Read the records below and copy each line that contains "Build".

## START Extracted material

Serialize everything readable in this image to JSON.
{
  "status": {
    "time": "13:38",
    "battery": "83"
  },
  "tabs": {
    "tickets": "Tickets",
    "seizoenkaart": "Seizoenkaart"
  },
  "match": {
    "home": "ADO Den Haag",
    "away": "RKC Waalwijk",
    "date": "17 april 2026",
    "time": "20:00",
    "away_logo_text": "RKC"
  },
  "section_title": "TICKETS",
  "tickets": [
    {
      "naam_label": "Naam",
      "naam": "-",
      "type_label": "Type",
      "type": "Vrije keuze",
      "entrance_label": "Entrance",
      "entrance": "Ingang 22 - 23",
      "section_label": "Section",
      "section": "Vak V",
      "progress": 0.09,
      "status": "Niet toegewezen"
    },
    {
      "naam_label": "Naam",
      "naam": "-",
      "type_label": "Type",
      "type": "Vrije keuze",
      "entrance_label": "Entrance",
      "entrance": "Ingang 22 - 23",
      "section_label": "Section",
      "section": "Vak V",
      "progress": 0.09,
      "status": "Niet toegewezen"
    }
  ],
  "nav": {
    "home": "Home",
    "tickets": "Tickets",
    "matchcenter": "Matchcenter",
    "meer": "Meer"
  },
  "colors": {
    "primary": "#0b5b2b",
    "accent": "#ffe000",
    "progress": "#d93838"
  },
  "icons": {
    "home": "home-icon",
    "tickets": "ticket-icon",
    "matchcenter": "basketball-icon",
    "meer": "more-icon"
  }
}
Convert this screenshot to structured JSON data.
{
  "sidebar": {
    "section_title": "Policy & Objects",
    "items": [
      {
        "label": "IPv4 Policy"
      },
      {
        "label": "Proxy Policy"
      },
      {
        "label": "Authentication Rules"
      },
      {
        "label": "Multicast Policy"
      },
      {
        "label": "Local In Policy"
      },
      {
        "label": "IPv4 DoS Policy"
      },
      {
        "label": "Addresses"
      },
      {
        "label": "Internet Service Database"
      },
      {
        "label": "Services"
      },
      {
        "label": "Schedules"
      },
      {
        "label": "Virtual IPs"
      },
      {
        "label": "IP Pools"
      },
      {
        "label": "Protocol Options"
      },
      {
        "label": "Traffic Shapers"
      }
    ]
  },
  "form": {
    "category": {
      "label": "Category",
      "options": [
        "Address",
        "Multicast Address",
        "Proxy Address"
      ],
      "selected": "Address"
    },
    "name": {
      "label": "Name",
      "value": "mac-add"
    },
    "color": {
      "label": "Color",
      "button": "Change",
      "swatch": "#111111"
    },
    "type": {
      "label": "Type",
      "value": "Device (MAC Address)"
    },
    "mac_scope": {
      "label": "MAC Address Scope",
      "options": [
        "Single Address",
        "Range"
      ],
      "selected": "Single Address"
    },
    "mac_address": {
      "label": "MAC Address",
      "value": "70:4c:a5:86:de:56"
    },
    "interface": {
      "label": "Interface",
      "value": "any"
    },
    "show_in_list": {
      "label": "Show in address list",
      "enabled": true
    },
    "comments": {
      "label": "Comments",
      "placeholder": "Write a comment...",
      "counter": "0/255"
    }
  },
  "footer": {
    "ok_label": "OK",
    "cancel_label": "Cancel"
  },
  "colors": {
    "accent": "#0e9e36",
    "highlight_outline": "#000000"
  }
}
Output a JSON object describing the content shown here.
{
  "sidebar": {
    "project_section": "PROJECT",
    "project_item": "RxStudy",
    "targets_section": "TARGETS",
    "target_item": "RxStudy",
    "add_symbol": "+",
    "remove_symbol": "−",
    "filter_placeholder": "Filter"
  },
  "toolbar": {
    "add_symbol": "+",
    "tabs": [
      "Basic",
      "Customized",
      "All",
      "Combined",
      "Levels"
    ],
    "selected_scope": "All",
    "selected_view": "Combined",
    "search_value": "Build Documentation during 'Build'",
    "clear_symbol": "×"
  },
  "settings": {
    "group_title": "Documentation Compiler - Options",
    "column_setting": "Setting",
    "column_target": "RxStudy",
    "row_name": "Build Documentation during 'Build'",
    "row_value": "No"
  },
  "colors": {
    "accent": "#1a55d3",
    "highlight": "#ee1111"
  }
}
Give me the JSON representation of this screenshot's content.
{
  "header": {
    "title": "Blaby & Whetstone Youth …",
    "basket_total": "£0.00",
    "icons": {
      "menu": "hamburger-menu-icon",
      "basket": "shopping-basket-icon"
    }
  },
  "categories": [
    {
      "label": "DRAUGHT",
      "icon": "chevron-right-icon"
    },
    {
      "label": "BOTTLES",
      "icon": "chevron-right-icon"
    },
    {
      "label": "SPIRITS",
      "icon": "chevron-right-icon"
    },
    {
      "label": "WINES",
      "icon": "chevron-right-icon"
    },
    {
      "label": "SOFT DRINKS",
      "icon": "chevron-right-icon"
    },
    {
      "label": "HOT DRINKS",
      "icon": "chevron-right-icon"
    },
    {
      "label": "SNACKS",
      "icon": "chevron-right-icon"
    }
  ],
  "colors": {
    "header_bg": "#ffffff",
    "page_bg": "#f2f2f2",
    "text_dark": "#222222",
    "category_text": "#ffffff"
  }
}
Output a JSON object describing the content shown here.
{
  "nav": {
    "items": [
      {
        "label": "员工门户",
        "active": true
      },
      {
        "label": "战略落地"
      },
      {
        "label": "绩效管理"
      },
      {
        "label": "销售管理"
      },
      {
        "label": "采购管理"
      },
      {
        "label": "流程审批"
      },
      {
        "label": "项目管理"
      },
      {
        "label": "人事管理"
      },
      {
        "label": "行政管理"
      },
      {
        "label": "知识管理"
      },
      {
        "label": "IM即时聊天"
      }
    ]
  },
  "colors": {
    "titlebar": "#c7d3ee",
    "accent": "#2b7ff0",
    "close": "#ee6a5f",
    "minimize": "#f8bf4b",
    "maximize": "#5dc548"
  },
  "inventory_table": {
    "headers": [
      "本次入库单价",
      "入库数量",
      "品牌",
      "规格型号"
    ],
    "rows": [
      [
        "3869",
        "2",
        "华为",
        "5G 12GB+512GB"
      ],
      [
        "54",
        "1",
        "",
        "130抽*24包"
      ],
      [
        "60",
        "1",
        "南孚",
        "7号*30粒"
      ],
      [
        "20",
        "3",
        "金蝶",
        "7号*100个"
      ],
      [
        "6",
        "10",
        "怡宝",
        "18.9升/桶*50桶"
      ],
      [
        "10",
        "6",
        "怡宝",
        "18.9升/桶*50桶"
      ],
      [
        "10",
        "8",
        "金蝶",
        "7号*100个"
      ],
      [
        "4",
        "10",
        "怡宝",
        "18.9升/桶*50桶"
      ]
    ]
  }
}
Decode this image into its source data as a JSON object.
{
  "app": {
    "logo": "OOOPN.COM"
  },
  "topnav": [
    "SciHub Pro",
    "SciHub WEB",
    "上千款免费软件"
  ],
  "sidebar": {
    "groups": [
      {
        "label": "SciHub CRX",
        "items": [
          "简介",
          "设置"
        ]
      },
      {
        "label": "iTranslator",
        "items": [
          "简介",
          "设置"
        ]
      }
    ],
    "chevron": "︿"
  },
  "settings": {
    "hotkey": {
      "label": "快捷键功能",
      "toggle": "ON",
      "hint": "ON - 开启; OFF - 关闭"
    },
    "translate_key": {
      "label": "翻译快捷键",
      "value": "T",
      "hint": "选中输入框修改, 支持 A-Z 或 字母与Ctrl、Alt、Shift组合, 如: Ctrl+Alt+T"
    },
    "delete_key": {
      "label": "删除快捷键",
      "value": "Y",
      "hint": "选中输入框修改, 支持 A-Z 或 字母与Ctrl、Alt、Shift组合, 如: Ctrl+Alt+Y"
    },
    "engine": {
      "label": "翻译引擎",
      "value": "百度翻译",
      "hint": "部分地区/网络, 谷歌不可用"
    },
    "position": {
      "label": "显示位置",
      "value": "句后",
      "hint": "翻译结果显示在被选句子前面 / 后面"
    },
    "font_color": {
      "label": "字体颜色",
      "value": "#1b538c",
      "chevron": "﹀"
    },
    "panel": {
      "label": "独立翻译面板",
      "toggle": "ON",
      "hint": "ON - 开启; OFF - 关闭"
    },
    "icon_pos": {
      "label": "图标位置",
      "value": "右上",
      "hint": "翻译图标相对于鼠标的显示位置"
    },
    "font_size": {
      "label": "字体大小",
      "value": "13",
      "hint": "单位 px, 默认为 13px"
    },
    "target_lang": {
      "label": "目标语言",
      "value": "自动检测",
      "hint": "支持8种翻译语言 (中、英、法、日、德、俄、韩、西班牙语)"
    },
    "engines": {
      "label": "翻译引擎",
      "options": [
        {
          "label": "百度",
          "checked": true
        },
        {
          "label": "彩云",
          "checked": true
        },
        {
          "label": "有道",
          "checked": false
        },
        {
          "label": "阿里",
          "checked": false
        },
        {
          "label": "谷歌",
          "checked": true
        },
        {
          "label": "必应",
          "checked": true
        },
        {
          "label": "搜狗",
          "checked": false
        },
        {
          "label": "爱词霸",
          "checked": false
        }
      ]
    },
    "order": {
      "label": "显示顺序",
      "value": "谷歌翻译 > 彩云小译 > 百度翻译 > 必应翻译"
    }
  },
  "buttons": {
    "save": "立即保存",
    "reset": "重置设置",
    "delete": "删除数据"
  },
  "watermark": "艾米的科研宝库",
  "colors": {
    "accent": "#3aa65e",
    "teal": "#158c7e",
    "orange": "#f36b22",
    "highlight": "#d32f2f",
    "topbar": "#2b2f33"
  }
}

## END Extracted material

**Task solution:**
    "search_value": "Build Documentation during 'Build'",
    "row_name": "Build Documentation during 'Build'",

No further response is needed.